■ Task brief
Skip the pictures. Reproduce all other material exactly.

■ Provided material
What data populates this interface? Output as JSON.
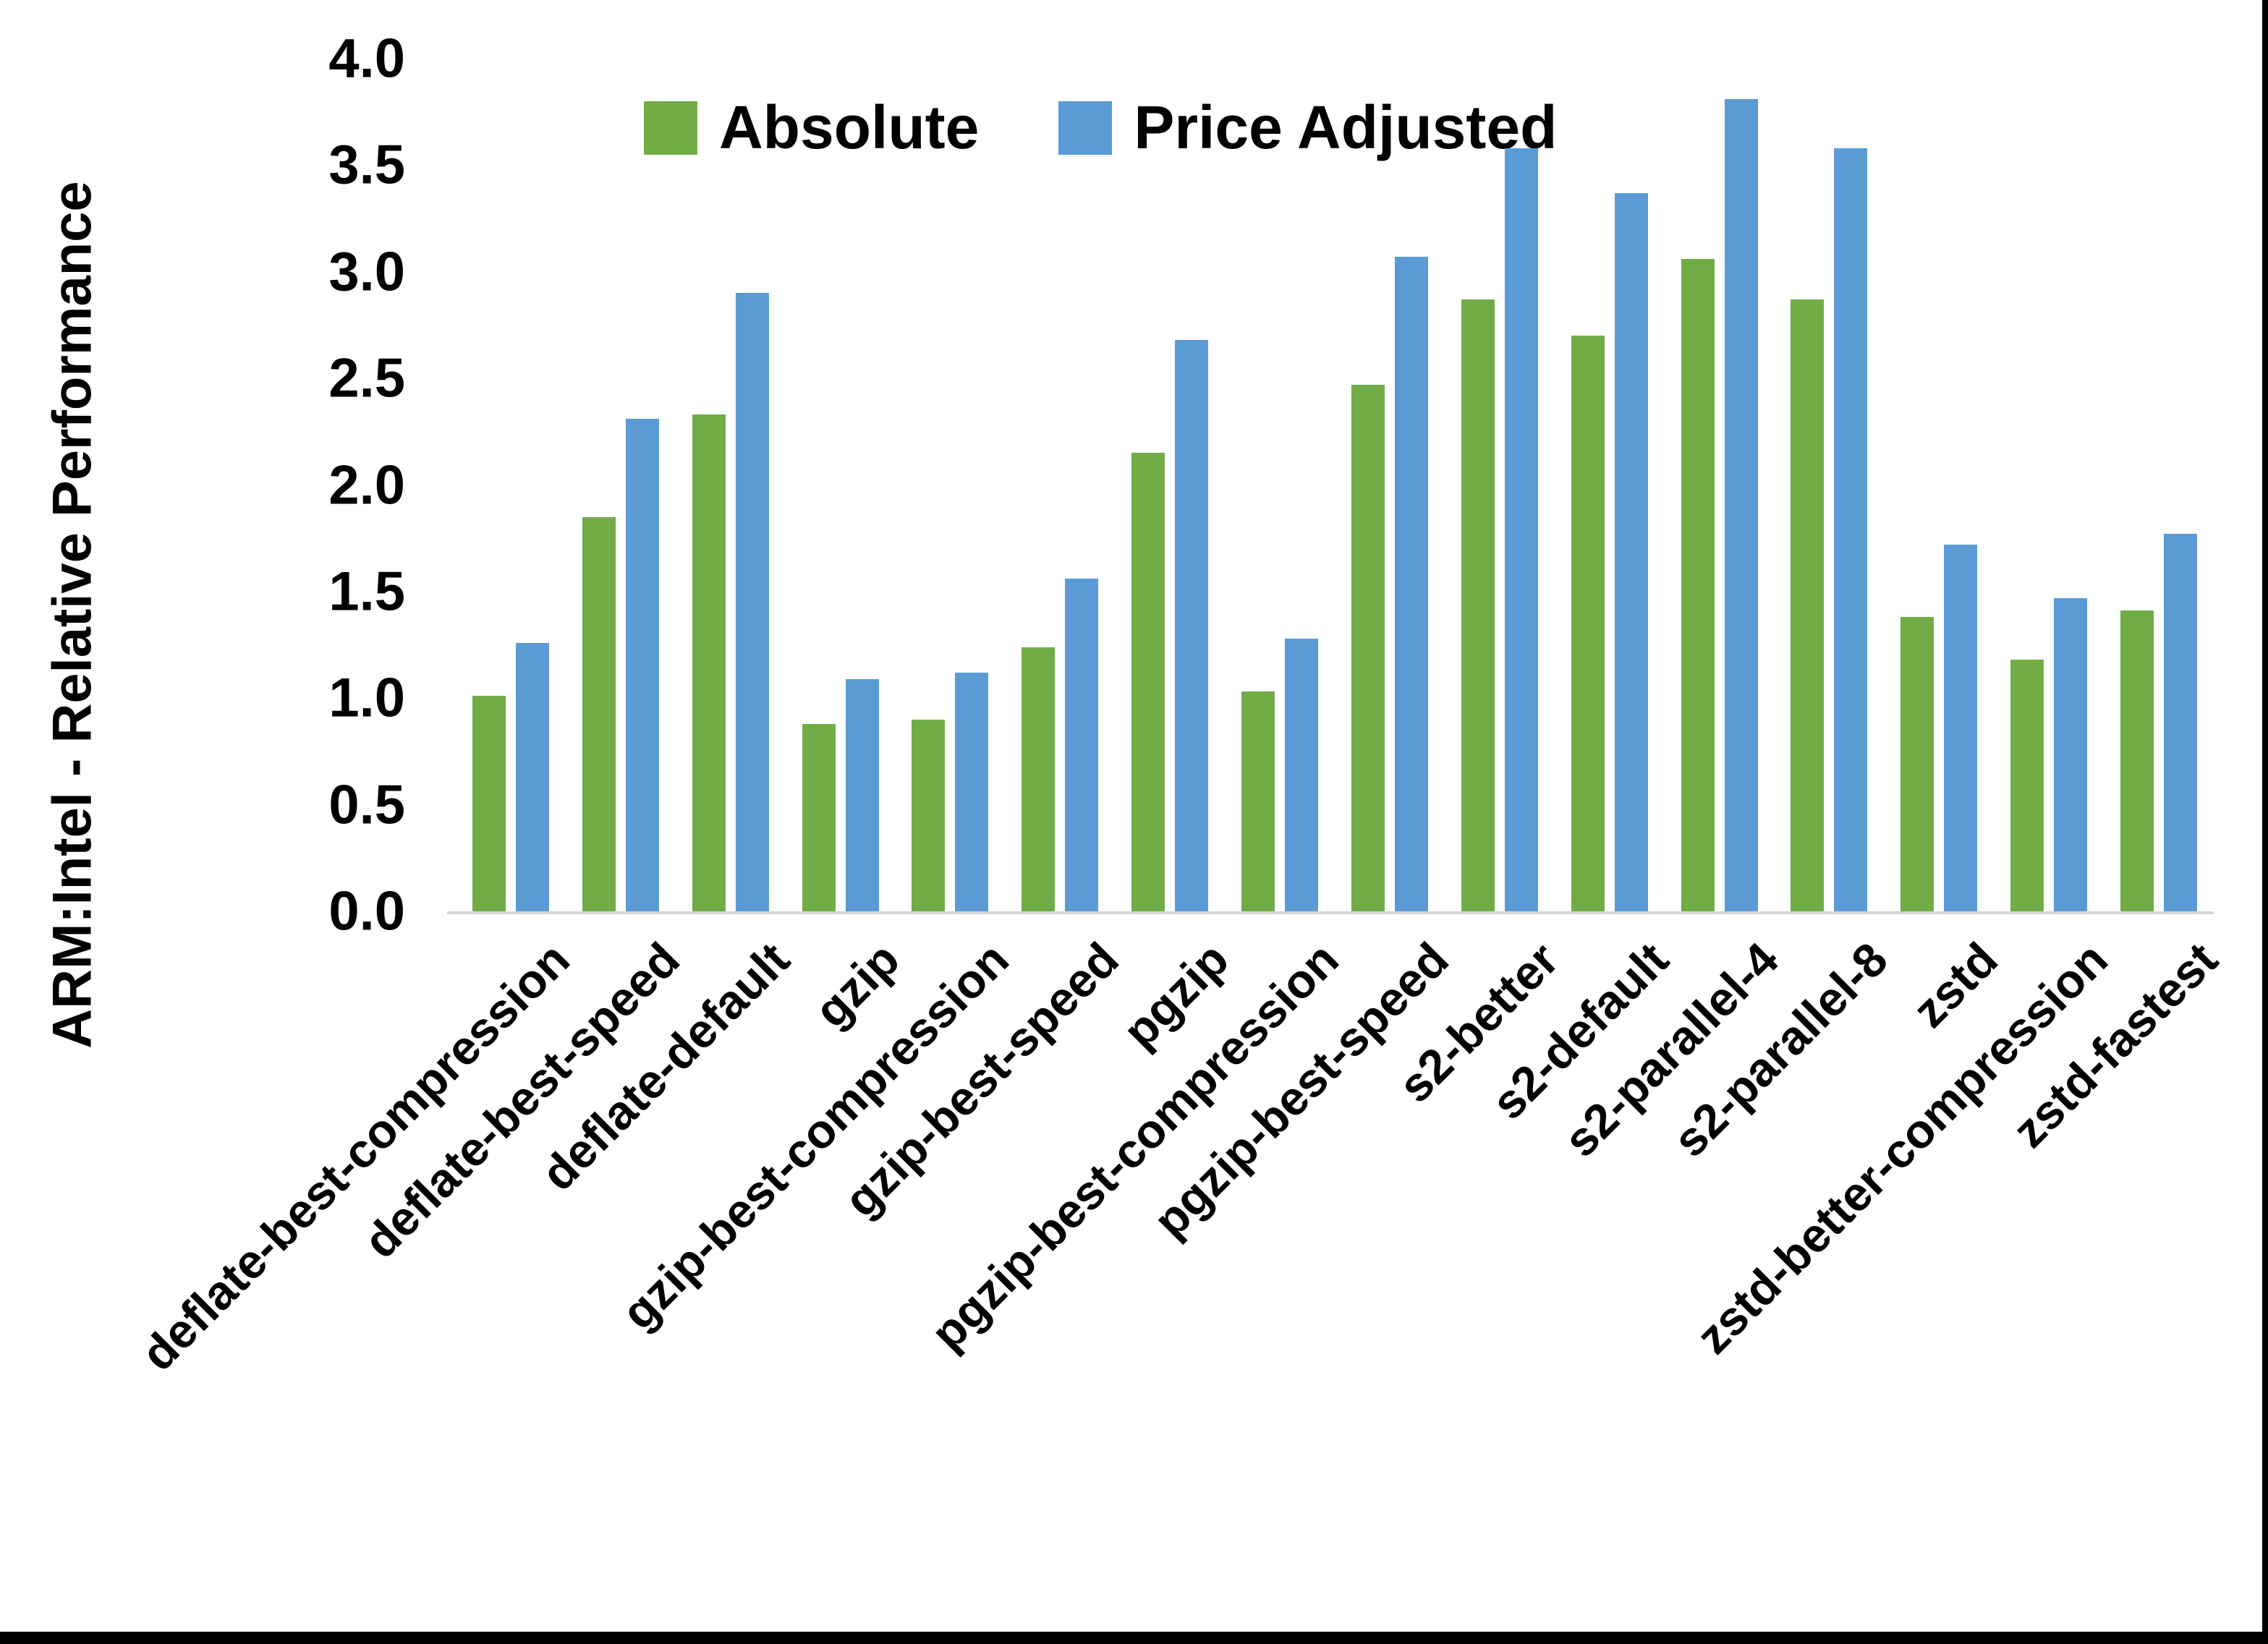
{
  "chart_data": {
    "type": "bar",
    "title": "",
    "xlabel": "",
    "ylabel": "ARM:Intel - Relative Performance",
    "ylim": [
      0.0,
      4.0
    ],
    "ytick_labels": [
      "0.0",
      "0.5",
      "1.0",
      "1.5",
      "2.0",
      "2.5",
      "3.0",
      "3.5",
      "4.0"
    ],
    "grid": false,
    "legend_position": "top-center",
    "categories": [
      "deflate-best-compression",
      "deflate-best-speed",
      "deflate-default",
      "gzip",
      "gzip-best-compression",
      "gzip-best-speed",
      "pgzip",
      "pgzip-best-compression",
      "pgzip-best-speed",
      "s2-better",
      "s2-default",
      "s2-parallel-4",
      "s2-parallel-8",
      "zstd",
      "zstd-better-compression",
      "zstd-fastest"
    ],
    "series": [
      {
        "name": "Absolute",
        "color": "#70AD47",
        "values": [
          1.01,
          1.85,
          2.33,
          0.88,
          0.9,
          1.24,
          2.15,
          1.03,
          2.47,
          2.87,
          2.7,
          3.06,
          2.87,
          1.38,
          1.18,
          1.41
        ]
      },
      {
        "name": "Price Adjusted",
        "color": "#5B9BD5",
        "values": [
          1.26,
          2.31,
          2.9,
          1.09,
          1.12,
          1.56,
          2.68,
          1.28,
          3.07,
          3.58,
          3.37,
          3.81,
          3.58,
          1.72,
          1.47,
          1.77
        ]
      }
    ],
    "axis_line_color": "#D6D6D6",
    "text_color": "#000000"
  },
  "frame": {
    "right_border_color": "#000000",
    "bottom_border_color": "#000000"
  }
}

■ Result of the task
What data populates this interface? Output as JSON.
{
  "chart_data": {
    "type": "bar",
    "title": "",
    "xlabel": "",
    "ylabel": "ARM:Intel - Relative Performance",
    "ylim": [
      0.0,
      4.0
    ],
    "ytick_labels": [
      "0.0",
      "0.5",
      "1.0",
      "1.5",
      "2.0",
      "2.5",
      "3.0",
      "3.5",
      "4.0"
    ],
    "grid": false,
    "legend_position": "top-center",
    "categories": [
      "deflate-best-compression",
      "deflate-best-speed",
      "deflate-default",
      "gzip",
      "gzip-best-compression",
      "gzip-best-speed",
      "pgzip",
      "pgzip-best-compression",
      "pgzip-best-speed",
      "s2-better",
      "s2-default",
      "s2-parallel-4",
      "s2-parallel-8",
      "zstd",
      "zstd-better-compression",
      "zstd-fastest"
    ],
    "series": [
      {
        "name": "Absolute",
        "color": "#70AD47",
        "values": [
          1.01,
          1.85,
          2.33,
          0.88,
          0.9,
          1.24,
          2.15,
          1.03,
          2.47,
          2.87,
          2.7,
          3.06,
          2.87,
          1.38,
          1.18,
          1.41
        ]
      },
      {
        "name": "Price Adjusted",
        "color": "#5B9BD5",
        "values": [
          1.26,
          2.31,
          2.9,
          1.09,
          1.12,
          1.56,
          2.68,
          1.28,
          3.07,
          3.58,
          3.37,
          3.81,
          3.58,
          1.72,
          1.47,
          1.77
        ]
      }
    ],
    "axis_line_color": "#D6D6D6",
    "text_color": "#000000"
  },
  "frame": {
    "right_border_color": "#000000",
    "bottom_border_color": "#000000"
  }
}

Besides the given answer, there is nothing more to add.